• [Problem statement] Copy out each line that has "Выготского" in it.

===== Available data =====

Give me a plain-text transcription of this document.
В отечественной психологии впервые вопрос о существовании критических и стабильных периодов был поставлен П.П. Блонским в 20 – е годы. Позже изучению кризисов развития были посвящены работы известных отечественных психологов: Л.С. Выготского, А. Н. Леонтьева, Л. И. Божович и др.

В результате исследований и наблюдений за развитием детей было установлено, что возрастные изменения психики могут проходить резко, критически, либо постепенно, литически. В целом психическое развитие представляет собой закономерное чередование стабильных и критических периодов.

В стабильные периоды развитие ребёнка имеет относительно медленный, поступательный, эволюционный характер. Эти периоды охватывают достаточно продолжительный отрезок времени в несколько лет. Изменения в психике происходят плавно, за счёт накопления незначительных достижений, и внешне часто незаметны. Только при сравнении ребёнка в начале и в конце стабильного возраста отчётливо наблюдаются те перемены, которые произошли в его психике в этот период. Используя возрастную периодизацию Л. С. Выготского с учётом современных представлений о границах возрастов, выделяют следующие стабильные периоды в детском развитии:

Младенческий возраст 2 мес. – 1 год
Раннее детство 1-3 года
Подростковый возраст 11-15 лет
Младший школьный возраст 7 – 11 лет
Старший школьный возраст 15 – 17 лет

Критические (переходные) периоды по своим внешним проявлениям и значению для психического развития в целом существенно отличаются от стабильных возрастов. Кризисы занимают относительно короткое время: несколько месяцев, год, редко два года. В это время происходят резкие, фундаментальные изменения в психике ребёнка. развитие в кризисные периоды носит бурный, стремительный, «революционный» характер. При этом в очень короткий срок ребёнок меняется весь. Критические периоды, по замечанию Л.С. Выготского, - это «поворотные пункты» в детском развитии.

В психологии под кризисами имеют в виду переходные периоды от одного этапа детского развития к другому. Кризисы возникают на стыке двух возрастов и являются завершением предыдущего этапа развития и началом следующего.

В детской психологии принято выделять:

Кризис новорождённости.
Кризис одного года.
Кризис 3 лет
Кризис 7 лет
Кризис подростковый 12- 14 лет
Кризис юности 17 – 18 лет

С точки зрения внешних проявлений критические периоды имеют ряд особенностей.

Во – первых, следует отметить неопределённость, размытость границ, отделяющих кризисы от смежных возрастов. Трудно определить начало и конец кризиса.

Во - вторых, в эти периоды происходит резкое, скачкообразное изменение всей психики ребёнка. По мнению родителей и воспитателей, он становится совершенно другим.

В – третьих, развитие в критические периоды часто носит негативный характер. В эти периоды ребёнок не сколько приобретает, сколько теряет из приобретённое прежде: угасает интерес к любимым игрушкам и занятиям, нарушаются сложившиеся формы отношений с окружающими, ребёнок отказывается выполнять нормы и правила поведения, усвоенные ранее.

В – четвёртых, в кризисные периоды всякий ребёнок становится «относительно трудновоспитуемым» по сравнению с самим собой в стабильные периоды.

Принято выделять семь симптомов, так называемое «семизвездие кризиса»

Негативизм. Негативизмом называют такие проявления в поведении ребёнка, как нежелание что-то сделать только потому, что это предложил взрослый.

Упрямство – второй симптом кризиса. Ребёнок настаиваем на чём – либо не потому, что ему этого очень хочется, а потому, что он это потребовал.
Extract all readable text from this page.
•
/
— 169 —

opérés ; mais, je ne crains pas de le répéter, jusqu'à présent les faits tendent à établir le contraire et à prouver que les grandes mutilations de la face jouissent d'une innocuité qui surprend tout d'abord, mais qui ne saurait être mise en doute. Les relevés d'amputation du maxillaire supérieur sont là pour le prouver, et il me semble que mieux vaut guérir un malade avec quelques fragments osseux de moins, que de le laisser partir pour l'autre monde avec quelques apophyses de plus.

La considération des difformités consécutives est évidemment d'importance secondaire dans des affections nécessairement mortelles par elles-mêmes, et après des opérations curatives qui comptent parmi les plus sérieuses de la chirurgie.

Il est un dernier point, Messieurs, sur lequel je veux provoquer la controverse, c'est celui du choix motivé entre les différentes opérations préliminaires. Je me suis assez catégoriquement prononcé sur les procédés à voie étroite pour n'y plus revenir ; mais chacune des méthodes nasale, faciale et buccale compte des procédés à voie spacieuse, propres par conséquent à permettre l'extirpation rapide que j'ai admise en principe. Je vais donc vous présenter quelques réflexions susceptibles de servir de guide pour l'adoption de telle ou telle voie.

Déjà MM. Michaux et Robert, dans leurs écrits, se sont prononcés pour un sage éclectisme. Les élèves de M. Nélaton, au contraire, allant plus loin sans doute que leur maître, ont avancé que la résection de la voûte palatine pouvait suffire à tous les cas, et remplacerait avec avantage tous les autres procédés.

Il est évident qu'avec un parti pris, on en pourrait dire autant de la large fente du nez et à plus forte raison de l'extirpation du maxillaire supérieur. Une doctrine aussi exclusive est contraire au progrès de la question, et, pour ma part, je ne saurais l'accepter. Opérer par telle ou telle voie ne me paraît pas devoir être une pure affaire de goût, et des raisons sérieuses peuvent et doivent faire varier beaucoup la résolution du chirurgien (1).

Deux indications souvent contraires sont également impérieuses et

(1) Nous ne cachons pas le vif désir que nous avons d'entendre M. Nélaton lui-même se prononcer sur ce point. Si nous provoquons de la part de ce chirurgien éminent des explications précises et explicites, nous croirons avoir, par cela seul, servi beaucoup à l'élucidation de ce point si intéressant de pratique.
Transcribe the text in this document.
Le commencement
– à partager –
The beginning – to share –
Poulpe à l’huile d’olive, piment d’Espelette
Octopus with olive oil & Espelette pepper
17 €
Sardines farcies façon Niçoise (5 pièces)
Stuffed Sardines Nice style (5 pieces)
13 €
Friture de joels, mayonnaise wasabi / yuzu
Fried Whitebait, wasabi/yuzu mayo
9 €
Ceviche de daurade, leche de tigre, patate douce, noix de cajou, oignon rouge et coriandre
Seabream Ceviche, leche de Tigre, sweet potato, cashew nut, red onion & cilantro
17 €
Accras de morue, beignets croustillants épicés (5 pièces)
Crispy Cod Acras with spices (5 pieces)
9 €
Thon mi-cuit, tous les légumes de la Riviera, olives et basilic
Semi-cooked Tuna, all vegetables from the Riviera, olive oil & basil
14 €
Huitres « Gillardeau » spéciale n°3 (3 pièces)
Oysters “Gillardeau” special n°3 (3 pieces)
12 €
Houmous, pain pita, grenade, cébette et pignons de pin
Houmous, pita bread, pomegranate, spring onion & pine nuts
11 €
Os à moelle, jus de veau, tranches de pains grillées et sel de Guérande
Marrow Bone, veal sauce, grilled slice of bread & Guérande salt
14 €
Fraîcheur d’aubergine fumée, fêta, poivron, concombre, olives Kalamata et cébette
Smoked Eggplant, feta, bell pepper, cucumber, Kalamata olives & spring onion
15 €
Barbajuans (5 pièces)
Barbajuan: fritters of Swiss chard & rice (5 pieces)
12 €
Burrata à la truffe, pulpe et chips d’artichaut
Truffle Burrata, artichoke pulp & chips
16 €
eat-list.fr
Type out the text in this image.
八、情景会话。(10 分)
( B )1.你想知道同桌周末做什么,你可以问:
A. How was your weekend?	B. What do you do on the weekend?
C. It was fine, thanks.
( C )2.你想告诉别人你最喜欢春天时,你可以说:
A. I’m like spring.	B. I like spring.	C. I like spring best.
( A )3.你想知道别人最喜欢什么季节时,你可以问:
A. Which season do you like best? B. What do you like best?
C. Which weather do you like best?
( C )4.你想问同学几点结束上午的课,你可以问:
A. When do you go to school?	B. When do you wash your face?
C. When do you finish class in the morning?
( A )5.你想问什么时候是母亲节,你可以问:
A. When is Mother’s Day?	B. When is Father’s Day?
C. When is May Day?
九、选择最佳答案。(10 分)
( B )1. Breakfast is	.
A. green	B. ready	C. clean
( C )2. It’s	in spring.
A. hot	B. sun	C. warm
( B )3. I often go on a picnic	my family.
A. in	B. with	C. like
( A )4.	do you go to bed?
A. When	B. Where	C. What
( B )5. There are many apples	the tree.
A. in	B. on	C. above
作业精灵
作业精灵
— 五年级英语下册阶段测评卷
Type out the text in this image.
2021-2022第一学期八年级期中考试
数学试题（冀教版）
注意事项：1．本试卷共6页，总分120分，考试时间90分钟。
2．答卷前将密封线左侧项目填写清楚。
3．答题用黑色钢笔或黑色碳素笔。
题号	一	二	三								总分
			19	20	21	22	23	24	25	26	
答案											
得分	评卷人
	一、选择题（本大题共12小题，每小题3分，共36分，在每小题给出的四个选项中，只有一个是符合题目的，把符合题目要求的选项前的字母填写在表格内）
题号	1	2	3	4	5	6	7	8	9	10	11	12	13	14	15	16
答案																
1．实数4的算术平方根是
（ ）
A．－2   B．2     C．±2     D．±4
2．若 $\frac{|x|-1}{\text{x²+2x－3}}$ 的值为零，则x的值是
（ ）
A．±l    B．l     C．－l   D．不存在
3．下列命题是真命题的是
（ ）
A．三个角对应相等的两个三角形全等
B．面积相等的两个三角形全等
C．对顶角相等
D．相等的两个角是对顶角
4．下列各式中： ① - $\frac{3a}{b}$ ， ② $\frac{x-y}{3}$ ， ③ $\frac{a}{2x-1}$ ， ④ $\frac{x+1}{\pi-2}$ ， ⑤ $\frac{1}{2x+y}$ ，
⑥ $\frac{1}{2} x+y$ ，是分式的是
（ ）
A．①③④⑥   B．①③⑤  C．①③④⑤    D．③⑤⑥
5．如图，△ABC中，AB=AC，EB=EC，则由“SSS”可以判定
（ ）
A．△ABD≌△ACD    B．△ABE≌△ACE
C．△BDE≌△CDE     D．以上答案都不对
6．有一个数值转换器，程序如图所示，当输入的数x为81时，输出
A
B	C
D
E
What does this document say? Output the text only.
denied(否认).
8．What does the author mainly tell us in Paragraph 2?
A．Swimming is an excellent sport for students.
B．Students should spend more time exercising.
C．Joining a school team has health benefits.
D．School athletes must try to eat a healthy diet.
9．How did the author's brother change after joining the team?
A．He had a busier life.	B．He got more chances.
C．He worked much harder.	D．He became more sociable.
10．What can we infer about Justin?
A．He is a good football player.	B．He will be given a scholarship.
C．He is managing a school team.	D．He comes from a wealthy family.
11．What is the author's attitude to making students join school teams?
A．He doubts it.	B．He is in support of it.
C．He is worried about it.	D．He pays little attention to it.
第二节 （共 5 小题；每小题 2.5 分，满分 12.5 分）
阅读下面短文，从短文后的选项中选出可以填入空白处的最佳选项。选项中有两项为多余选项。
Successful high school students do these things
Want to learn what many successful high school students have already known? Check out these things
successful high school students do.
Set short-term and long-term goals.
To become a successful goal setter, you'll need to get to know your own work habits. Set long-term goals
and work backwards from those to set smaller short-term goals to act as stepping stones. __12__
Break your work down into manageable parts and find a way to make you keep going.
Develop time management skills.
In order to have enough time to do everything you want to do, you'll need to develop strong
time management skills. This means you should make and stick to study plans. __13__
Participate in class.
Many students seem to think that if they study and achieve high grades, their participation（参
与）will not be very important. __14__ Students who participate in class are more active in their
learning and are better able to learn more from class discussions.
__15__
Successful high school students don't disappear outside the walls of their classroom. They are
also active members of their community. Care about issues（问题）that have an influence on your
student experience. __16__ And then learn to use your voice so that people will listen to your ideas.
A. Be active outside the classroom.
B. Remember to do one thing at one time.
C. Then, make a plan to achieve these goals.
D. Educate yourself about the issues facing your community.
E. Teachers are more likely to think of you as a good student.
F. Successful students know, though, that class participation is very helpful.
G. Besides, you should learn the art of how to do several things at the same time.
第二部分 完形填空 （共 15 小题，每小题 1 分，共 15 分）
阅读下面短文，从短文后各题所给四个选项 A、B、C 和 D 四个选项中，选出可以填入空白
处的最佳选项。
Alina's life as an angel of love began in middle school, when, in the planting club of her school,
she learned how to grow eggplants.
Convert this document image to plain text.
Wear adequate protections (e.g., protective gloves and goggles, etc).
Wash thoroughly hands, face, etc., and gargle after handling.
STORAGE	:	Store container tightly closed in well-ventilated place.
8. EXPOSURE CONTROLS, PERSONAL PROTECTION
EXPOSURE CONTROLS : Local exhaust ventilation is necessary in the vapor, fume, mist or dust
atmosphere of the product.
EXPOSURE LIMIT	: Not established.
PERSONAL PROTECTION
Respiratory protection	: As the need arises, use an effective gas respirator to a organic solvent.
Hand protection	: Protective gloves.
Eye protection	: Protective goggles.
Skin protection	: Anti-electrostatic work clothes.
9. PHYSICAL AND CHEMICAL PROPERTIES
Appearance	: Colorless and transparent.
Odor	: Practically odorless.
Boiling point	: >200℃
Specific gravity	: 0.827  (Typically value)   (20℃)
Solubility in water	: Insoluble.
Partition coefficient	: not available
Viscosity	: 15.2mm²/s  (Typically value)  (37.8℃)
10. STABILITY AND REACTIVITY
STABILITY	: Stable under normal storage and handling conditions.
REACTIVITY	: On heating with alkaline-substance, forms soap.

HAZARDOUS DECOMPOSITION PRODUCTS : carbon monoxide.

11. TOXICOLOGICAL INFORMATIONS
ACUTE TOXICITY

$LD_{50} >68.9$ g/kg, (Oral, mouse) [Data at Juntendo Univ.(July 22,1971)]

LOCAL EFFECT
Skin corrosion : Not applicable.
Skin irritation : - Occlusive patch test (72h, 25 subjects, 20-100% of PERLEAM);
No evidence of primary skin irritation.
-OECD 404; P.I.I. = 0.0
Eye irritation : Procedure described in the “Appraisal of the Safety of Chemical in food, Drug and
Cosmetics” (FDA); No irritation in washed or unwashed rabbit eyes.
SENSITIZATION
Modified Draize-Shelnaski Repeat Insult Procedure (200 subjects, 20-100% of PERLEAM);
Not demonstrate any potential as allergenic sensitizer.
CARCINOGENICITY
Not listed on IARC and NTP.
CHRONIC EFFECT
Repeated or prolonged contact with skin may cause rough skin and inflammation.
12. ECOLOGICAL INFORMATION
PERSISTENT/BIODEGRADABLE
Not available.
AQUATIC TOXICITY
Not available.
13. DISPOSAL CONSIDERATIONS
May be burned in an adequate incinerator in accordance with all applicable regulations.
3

=====

• [Output]
В отечественной психологии впервые вопрос о существовании критических и стабильных периодов был поставлен П.П. Блонским в 20 – е годы. Позже изучению кризисов развития были посвящены работы известных отечественных психологов: Л.С. Выготского, А. Н. Леонтьева, Л. И. Божович и др.
В стабильные периоды развитие ребёнка имеет относительно медленный, поступательный, эволюционный характер. Эти периоды охватывают достаточно продолжительный отрезок времени в несколько лет. Изменения в психике происходят плавно, за счёт накопления незначительных достижений, и внешне часто незаметны. Только при сравнении ребёнка в начале и в конце стабильного возраста отчётливо наблюдаются те перемены, которые произошли в его психике в этот период. Используя возрастную периодизацию Л. С. Выготского с учётом современных представлений о границах возрастов, выделяют следующие стабильные периоды в детском развитии:
Критические (переходные) периоды по своим внешним проявлениям и значению для психического развития в целом существенно отличаются от стабильных возрастов. Кризисы занимают относительно короткое время: несколько месяцев, год, редко два года. В это время происходят резкие, фундаментальные изменения в психике ребёнка. развитие в кризисные периоды носит бурный, стремительный, «революционный» характер. При этом в очень короткий срок ребёнок меняется весь. Критические периоды, по замечанию Л.С. Выготского, - это «поворотные пункты» в детском развитии.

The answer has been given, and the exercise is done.